Your task: Collect each line holding the string "손님으로".

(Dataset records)

┄┄┄┄┄┄┄┄┄┄

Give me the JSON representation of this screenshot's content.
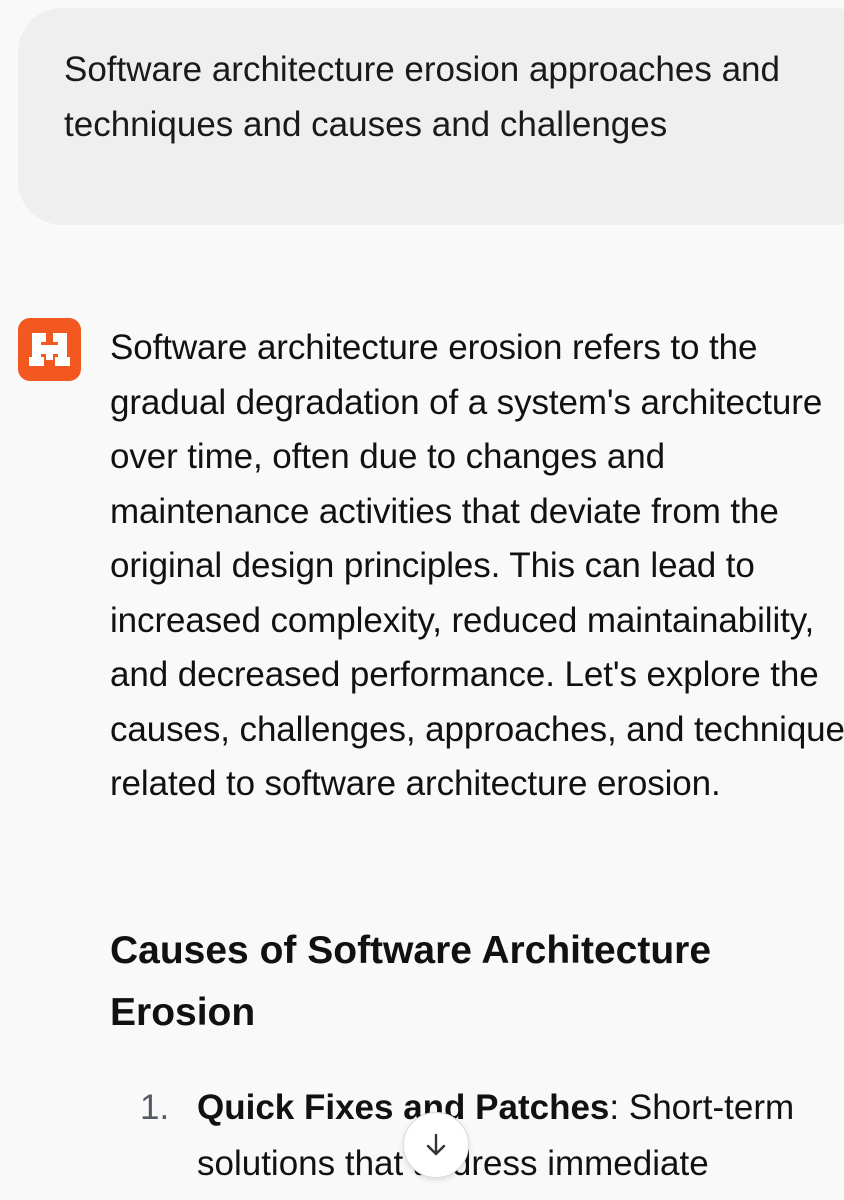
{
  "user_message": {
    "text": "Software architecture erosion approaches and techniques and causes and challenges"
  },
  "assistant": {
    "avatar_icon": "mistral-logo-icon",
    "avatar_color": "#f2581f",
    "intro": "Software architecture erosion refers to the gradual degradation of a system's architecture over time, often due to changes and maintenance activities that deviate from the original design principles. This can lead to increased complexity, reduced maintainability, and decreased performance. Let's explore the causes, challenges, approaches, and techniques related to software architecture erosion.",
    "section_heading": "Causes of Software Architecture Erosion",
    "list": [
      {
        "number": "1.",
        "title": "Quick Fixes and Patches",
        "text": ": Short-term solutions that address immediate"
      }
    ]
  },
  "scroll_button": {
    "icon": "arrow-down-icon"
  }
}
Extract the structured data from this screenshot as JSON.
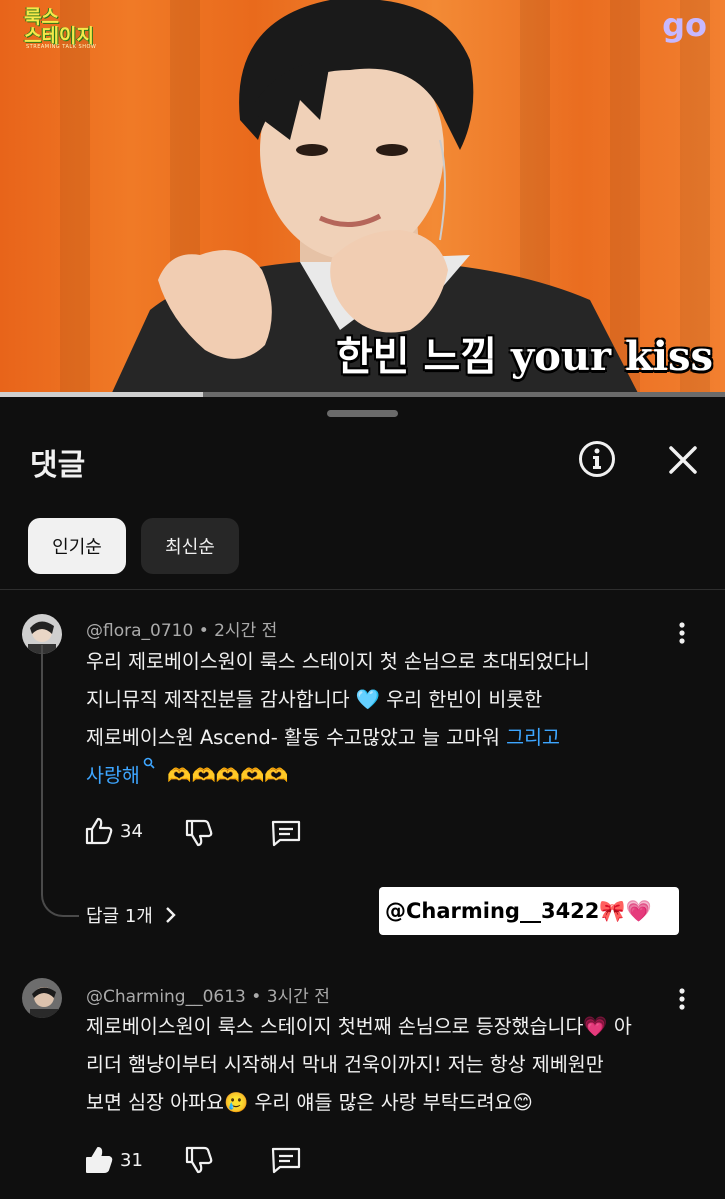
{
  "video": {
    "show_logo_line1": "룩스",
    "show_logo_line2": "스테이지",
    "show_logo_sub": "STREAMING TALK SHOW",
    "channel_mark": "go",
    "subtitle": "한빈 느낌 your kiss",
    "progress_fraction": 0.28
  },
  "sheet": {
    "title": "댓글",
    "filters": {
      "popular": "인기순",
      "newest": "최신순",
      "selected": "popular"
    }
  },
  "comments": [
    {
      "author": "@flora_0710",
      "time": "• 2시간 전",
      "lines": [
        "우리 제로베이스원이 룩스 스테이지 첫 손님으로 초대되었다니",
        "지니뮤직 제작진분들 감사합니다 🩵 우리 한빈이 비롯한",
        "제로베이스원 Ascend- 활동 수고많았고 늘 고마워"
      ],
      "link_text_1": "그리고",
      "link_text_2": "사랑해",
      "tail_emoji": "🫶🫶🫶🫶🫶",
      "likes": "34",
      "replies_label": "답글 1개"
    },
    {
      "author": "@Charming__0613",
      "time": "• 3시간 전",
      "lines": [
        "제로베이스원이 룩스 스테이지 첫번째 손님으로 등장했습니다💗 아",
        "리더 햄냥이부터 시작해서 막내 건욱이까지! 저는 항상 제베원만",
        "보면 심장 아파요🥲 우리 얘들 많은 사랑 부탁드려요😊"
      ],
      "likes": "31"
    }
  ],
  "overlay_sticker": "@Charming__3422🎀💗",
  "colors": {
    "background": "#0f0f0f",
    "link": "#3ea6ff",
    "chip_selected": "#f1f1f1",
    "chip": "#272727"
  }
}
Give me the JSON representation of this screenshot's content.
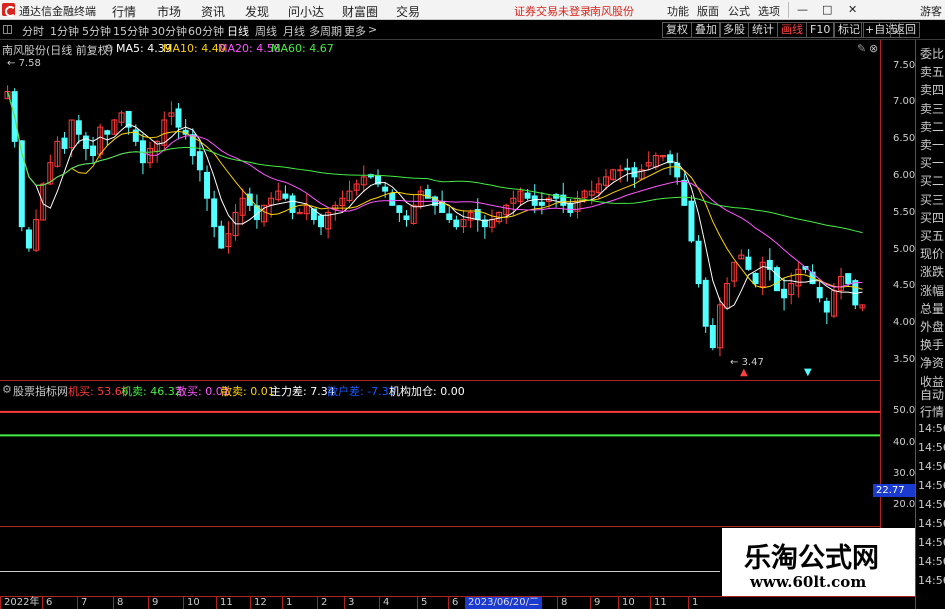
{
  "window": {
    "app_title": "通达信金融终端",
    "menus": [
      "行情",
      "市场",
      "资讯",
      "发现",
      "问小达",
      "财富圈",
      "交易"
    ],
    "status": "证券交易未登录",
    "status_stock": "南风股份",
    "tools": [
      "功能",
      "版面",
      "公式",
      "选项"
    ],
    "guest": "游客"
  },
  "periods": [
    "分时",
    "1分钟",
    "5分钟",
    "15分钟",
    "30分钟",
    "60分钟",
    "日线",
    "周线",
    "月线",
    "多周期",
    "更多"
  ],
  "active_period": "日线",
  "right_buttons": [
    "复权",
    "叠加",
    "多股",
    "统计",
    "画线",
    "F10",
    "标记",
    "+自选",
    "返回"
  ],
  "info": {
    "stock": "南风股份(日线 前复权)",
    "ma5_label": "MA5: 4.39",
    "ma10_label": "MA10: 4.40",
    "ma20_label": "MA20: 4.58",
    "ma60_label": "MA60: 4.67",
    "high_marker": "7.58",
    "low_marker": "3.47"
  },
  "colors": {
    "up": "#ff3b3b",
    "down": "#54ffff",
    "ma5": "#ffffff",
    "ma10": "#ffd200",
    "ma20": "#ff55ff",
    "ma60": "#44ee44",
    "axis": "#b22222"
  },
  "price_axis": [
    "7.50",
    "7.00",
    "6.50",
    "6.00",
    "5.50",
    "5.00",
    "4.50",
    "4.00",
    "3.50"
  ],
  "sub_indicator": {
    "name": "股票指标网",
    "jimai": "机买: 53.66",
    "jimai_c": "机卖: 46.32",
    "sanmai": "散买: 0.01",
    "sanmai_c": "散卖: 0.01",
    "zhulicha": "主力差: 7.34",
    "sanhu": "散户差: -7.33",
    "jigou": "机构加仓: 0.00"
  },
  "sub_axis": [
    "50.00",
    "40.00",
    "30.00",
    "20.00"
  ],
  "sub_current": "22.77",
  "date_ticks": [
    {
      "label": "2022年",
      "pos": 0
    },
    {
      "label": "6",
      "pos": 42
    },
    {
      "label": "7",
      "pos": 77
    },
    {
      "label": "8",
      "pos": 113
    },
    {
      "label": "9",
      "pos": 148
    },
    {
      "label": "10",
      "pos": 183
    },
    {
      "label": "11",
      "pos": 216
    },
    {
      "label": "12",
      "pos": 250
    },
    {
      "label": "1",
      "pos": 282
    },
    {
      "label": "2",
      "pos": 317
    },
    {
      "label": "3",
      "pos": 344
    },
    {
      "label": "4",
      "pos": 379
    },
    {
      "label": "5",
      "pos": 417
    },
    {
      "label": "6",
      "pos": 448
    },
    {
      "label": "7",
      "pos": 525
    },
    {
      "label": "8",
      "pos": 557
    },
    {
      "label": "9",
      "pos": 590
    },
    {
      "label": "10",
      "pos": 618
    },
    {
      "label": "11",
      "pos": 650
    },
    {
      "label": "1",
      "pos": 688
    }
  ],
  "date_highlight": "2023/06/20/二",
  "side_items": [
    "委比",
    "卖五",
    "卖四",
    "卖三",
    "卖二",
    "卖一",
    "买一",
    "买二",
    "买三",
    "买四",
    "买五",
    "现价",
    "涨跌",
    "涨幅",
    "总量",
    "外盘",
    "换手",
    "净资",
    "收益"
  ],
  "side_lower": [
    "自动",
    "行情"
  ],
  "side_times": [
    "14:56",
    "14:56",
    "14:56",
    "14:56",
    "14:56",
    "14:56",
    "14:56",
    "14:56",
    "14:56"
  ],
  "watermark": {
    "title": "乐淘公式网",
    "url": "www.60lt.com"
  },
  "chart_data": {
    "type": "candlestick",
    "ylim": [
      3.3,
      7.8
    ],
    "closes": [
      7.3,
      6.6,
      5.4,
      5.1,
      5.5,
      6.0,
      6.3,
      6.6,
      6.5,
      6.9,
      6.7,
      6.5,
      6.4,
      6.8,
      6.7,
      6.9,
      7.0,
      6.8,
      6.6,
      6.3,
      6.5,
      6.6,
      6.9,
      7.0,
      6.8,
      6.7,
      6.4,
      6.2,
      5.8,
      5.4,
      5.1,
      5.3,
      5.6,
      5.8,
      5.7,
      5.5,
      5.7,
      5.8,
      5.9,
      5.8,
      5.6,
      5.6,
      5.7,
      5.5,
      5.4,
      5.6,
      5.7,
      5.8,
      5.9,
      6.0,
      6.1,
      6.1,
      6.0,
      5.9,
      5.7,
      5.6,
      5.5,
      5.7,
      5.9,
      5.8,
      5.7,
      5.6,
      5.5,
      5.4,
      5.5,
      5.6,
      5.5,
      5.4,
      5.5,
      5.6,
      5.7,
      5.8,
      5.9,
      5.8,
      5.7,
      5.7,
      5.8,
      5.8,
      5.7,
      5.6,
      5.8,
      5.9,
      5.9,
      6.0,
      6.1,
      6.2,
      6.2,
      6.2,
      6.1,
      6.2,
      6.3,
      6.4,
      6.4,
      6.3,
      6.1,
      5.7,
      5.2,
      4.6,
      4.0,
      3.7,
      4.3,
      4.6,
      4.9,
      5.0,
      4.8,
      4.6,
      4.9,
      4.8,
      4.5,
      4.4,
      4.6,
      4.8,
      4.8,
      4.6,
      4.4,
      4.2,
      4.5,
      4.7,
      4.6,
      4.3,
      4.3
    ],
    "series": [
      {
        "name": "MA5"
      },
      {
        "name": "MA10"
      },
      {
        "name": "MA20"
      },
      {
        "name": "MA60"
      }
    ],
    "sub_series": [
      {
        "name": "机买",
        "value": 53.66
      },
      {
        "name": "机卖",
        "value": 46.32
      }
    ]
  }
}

┄┄┄┄┄┄┄┄┄┄

Solution for this problem:
        "우리 제로베이스원이 룩스 스테이지 첫 손님으로 초대되었다니",
        "제로베이스원이 룩스 스테이지 첫번째 손님으로 등장했습니다💗 아",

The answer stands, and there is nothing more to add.